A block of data
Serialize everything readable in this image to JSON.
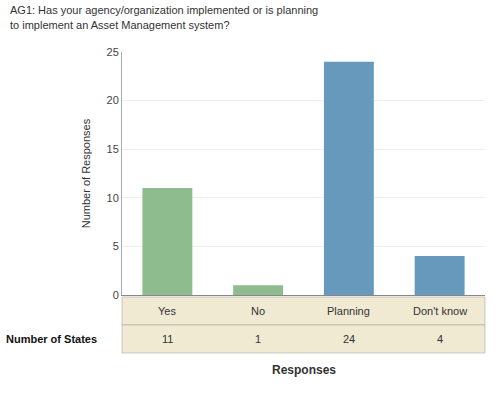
{
  "chart_data": {
    "type": "bar",
    "title": "AG1: Has your agency/organization implemented or is planning to implement an Asset Management system?",
    "categories": [
      "Yes",
      "No",
      "Planning",
      "Don't know"
    ],
    "values": [
      11,
      1,
      24,
      4
    ],
    "colors": [
      "#8fbc8f",
      "#8fbc8f",
      "#6699bb",
      "#6699bb"
    ],
    "ylabel": "Number of Responses",
    "xlabel": "Responses",
    "ylim": [
      0,
      25
    ],
    "yticks": [
      0,
      5,
      10,
      15,
      20,
      25
    ],
    "grid": true,
    "data_labels": true,
    "annotations": [
      "Number of States"
    ]
  }
}
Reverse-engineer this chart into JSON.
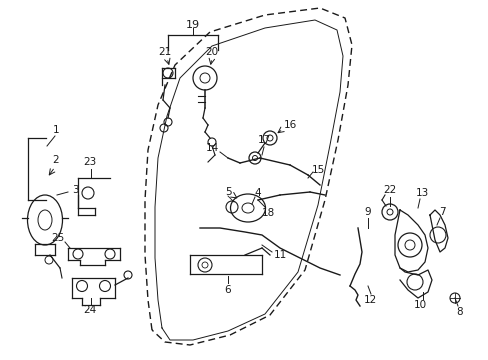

▶ [Objective] Repeat the material above word for word, please, apart from its images.

▶ [Reply]
Serialize everything readable in this image to JSON.
{
  "chart_data": {
    "type": "bar",
    "title": "AG1: Has your agency/organization implemented or is planning to implement an Asset Management system?",
    "categories": [
      "Yes",
      "No",
      "Planning",
      "Don't know"
    ],
    "values": [
      11,
      1,
      24,
      4
    ],
    "colors": [
      "#8fbc8f",
      "#8fbc8f",
      "#6699bb",
      "#6699bb"
    ],
    "ylabel": "Number of Responses",
    "xlabel": "Responses",
    "ylim": [
      0,
      25
    ],
    "yticks": [
      0,
      5,
      10,
      15,
      20,
      25
    ],
    "grid": true,
    "data_labels": true,
    "annotations": [
      "Number of States"
    ]
  }
}
Reverse-engineer this chart into JSON.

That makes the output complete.